======== GIVEN TEXT
The overall ratio of anomalous behaviors initiated by anomalous users, compared to their total behavioral data, does not exceed 7%. Nearly 90% of anomalous users exhibit an anomalous behavior ratio of less than 2%. Conducting behavior detection for each anomalous user individually confronts similar issues of data distribution imbalance and detection challenges.
The aforementioned data distribution challenges in detecting user anomalous behaviors prompt us to propose a combined coarse-and-fine-grained anomaly detection model. Through staged detection, MG-UABD aims to screen the entirety of behavioral data while enhancing the detection efficacy for each individual anomalous user. Moreover, to address the scarcity of anomalous behavior samples, we apply random or SMOTE (Synthetic Minority Oversampling Technique) oversampling techniques (SMOTE is a popular method used to increase the size of minority classes in datasets where they are underrepresented). For the abundant normal behavior samples, undersampling is performed. By balancing the oversampling and undersampling, we equalize the ratio of anomalous to normal samples, enabling the model to comprehensively learn the characteristic patterns of both anomalous and normal behaviors. This approach mitigates overfitting to normal behavior categories and boosts the detection accuracy for anomalous behavior instances.
================
**INSTRUCTION 1**
In the passage on detecting anomalous user behavior, substitute "detection difficulties" for "detection challenges" in everything from "The overall ratio" down to "and detection challenges.".
**INSTRUCTION 2**
Write a continuation of the passage on detecting anomalous user behavior, starting after its last sentence.
The data that comes next is from a different source.
======== DATA ENTRIES
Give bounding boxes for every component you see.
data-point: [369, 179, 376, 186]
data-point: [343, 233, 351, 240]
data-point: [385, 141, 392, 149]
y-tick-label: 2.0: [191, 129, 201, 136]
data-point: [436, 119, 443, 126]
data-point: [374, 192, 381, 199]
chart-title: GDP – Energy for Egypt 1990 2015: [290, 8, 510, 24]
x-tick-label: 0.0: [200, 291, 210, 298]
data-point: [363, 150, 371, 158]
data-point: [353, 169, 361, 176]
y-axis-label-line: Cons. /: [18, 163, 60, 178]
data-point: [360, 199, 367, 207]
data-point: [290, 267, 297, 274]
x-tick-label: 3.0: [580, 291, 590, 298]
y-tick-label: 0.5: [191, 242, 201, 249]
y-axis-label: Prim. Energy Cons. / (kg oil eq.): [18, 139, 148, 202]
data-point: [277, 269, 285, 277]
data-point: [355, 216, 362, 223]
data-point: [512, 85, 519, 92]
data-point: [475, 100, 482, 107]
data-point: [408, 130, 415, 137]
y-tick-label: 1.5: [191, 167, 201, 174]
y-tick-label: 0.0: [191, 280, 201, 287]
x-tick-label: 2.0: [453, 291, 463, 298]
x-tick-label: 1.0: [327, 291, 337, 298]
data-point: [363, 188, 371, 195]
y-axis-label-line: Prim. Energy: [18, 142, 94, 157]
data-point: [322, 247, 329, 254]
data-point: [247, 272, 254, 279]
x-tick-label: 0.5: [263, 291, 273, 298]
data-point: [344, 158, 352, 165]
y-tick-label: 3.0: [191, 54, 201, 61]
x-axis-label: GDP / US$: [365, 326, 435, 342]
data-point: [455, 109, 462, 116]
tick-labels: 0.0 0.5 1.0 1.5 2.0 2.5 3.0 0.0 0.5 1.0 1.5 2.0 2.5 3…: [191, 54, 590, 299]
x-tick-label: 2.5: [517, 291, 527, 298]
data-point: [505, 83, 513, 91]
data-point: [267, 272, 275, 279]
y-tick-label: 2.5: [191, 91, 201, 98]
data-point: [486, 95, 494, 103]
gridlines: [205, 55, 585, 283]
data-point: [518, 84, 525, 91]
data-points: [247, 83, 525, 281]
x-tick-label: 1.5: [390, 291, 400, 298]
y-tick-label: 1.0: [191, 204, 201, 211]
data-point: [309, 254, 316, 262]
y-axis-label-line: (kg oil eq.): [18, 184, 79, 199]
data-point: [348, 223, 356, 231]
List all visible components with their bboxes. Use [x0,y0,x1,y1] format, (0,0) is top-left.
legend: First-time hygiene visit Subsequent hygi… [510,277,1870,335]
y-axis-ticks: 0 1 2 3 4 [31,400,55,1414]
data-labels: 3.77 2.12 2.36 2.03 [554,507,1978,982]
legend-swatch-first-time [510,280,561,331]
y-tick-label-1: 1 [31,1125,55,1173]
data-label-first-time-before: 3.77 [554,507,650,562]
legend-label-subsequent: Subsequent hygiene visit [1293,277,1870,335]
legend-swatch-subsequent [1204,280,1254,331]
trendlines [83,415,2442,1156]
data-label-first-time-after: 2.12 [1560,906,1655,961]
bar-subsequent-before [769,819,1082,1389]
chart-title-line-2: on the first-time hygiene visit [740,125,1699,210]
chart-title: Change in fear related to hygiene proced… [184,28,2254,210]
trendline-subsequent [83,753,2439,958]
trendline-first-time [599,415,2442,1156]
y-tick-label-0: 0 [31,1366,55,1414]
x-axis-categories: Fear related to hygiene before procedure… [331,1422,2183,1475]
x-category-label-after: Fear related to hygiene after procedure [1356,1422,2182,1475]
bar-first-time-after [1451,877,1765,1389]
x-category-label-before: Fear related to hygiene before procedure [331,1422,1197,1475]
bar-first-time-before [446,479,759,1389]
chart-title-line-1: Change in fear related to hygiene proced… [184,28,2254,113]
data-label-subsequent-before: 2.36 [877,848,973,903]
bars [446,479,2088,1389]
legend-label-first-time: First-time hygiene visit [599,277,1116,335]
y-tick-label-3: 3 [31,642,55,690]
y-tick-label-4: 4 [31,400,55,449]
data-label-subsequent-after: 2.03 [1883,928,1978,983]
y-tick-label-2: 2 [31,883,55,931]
================
**EXERCISE ANSWER 1**
The overall ratio of anomalous behaviors initiated by anomalous users, compared to their total behavioral data, does not exceed 7%. Nearly 90% of anomalous users exhibit an anomalous behavior ratio of less than 2%. Conducting behavior detection for each anomalous user individually confronts similar issues of data distribution imbalance and detection difficulties.

**EXERCISE ANSWER 2**
3. Related Work
Insider threat detection (ITD) uses a mitigation approach of detect and identify, assess, and manage to protect the organization. The foundation of ITD is the detection and identification of observable, concerning behaviors or activities. CISA, the cyber defense agency of the USA, has issued common guidelines to help mitigate insider threats in organizational environments [
12]. Recent surveys [
13,
14,
15] also provide comprehensive overviews for insider threat detection.
Most studies improve the accuracy and efficiency of anomaly detection by constructing and optimizing classification models [
4], in the research of anomalous user behavior detection. We introduce research on UEBA from two aspects: coarse-grained and fine-grained user anomaly detection.
Coarse-grained user anomaly detection. Early anomalous user detection mechanisms identified first-time system users as anomalous alarms. Tang et al. optimized the detection method for this problem by introducing different weights to different data indicators for processing, while alleviating the problem of data sparsity [
16]. Another method that also uses weight processing is the anomaly detection method based on Mahalanobis distance judgment and singular value decomposition, as proposed by Shashanka et al., which considers sensitive anomaly detection requirements for anomaly alarms [
17]. After machine learning and deep learning methods became mainstream, there have been many studies using supervised or unsupervised learning algorithms for detecting user anomalous behavior. Suresh et al. used fuzzy membership functions for feature aggregation and used the Random Weighted Majority Algorithm (RWMA) to transform traditional random forests into perceptron-like algorithms for detecting anomalous user behavior [
18]. Singh et al. used Bi-LSTM for feature extraction and binary class support vector machine (SVM) for anomaly detection [
19].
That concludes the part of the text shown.